• _GIVEN INSTRUCTION_: All of the material below is to be restated word for word, apart from the pictures.

• _PROVIDED DATA_:
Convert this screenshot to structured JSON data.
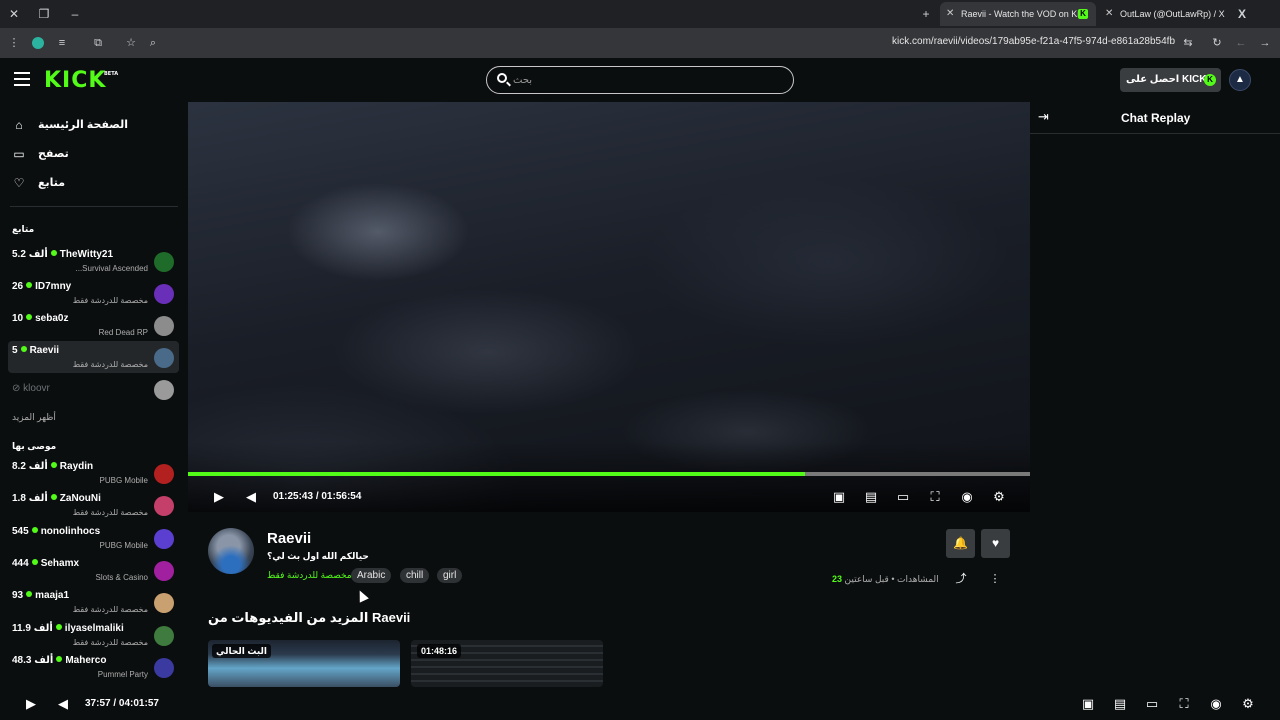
{
  "browser": {
    "tabs": [
      {
        "title": "Raevii - Watch the VOD on Kick",
        "active": true,
        "favicon": "K"
      },
      {
        "title": "OutLaw (@OutLawRp) / X",
        "active": false,
        "favicon": "X"
      }
    ],
    "url": "kick.com/raevii/videos/179ab95e-f21a-47f5-974d-e861a28b54fb"
  },
  "header": {
    "logo": "KICK",
    "logo_badge": "BETA",
    "search_placeholder": "بحث",
    "kicks_button": "احصل على KICKs",
    "kicks_badge": "K"
  },
  "sidebar": {
    "nav": [
      {
        "label": "الصفحة الرئيسية",
        "icon": "home-icon",
        "glyph": "⌂"
      },
      {
        "label": "تصفح",
        "icon": "browse-icon",
        "glyph": "▭"
      },
      {
        "label": "متابع",
        "icon": "heart-icon",
        "glyph": "♡"
      }
    ],
    "following_title": "متابع",
    "following": [
      {
        "name": "TheWitty21",
        "viewers": "5.2 ألف",
        "category": "Survival Ascended...",
        "avatar_color": "#1f6b2a"
      },
      {
        "name": "ID7mny",
        "viewers": "26",
        "category": "مخصصة للدردشة فقط",
        "avatar_color": "#6a2fb8"
      },
      {
        "name": "seba0z",
        "viewers": "10",
        "category": "Red Dead RP",
        "avatar_color": "#8c8c8c"
      },
      {
        "name": "Raevii",
        "viewers": "5",
        "category": "مخصصة للدردشة فقط",
        "avatar_color": "#4a6a8a"
      }
    ],
    "offline_channel": "kloovr",
    "show_more": "أظهر المزيد",
    "recommended_title": "موصى بها",
    "recommended": [
      {
        "name": "Raydin",
        "viewers": "8.2 ألف",
        "category": "PUBG Mobile",
        "avatar_color": "#b32020"
      },
      {
        "name": "ZaNouNi",
        "viewers": "1.8 ألف",
        "category": "مخصصة للدردشة فقط",
        "avatar_color": "#c4406a"
      },
      {
        "name": "nonolinhocs",
        "viewers": "545",
        "category": "PUBG Mobile",
        "avatar_color": "#5b3fd1"
      },
      {
        "name": "Sehamx",
        "viewers": "444",
        "category": "Slots & Casino",
        "avatar_color": "#a020a0"
      },
      {
        "name": "maaja1",
        "viewers": "93",
        "category": "مخصصة للدردشة فقط",
        "avatar_color": "#c9a070"
      },
      {
        "name": "ilyaselmaliki",
        "viewers": "11.9 ألف",
        "category": "مخصصة للدردشة فقط",
        "avatar_color": "#3f7a3f"
      },
      {
        "name": "Maherco",
        "viewers": "48.3 ألف",
        "category": "Pummel Party",
        "avatar_color": "#3a3aa0"
      }
    ]
  },
  "player": {
    "current_time": "01:25:43",
    "duration": "01:56:54",
    "progress_fraction": 0.733,
    "separator": "/"
  },
  "chat": {
    "title": "Chat Replay"
  },
  "stream": {
    "streamer": "Raevii",
    "title": "حيالكم الله اول بث لي؟",
    "category": "مخصصة للدردشة فقط",
    "tags": [
      "Arabic",
      "chill",
      "girl"
    ],
    "views_label": "المشاهدات",
    "views": "23",
    "time_ago": "قبل ساعتين",
    "bullet": "•"
  },
  "more_videos": {
    "title": "المزيد من الفيديوهات من Raevii",
    "items": [
      {
        "badge": "البث الحالي"
      },
      {
        "badge": "01:48:16"
      }
    ]
  },
  "outer_player": {
    "current_time": "37:57",
    "duration": "04:01:57",
    "separator": "/"
  },
  "colors": {
    "accent": "#53fc18",
    "background": "#0b0e0f",
    "panel": "#24272a"
  }
}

• _REPLY_:
Convert this screenshot to structured JSON data.
{
  "browser": {
    "tabs": [
      {
        "title": "Raevii - Watch the VOD on Kick",
        "active": true,
        "favicon": "K"
      },
      {
        "title": "OutLaw (@OutLawRp) / X",
        "active": false,
        "favicon": "X"
      }
    ],
    "url": "kick.com/raevii/videos/179ab95e-f21a-47f5-974d-e861a28b54fb"
  },
  "header": {
    "logo": "KICK",
    "logo_badge": "BETA",
    "search_placeholder": "بحث",
    "kicks_button": "احصل على KICKs",
    "kicks_badge": "K"
  },
  "sidebar": {
    "nav": [
      {
        "label": "الصفحة الرئيسية",
        "icon": "home-icon",
        "glyph": "⌂"
      },
      {
        "label": "تصفح",
        "icon": "browse-icon",
        "glyph": "▭"
      },
      {
        "label": "متابع",
        "icon": "heart-icon",
        "glyph": "♡"
      }
    ],
    "following_title": "متابع",
    "following": [
      {
        "name": "TheWitty21",
        "viewers": "5.2 ألف",
        "category": "Survival Ascended...",
        "avatar_color": "#1f6b2a"
      },
      {
        "name": "ID7mny",
        "viewers": "26",
        "category": "مخصصة للدردشة فقط",
        "avatar_color": "#6a2fb8"
      },
      {
        "name": "seba0z",
        "viewers": "10",
        "category": "Red Dead RP",
        "avatar_color": "#8c8c8c"
      },
      {
        "name": "Raevii",
        "viewers": "5",
        "category": "مخصصة للدردشة فقط",
        "avatar_color": "#4a6a8a"
      }
    ],
    "offline_channel": "kloovr",
    "show_more": "أظهر المزيد",
    "recommended_title": "موصى بها",
    "recommended": [
      {
        "name": "Raydin",
        "viewers": "8.2 ألف",
        "category": "PUBG Mobile",
        "avatar_color": "#b32020"
      },
      {
        "name": "ZaNouNi",
        "viewers": "1.8 ألف",
        "category": "مخصصة للدردشة فقط",
        "avatar_color": "#c4406a"
      },
      {
        "name": "nonolinhocs",
        "viewers": "545",
        "category": "PUBG Mobile",
        "avatar_color": "#5b3fd1"
      },
      {
        "name": "Sehamx",
        "viewers": "444",
        "category": "Slots & Casino",
        "avatar_color": "#a020a0"
      },
      {
        "name": "maaja1",
        "viewers": "93",
        "category": "مخصصة للدردشة فقط",
        "avatar_color": "#c9a070"
      },
      {
        "name": "ilyaselmaliki",
        "viewers": "11.9 ألف",
        "category": "مخصصة للدردشة فقط",
        "avatar_color": "#3f7a3f"
      },
      {
        "name": "Maherco",
        "viewers": "48.3 ألف",
        "category": "Pummel Party",
        "avatar_color": "#3a3aa0"
      }
    ]
  },
  "player": {
    "current_time": "01:25:43",
    "duration": "01:56:54",
    "progress_fraction": 0.733,
    "separator": "/"
  },
  "chat": {
    "title": "Chat Replay"
  },
  "stream": {
    "streamer": "Raevii",
    "title": "حيالكم الله اول بث لي؟",
    "category": "مخصصة للدردشة فقط",
    "tags": [
      "Arabic",
      "chill",
      "girl"
    ],
    "views_label": "المشاهدات",
    "views": "23",
    "time_ago": "قبل ساعتين",
    "bullet": "•"
  },
  "more_videos": {
    "title": "المزيد من الفيديوهات من Raevii",
    "items": [
      {
        "badge": "البث الحالي"
      },
      {
        "badge": "01:48:16"
      }
    ]
  },
  "outer_player": {
    "current_time": "37:57",
    "duration": "04:01:57",
    "separator": "/"
  },
  "colors": {
    "accent": "#53fc18",
    "background": "#0b0e0f",
    "panel": "#24272a"
  }
}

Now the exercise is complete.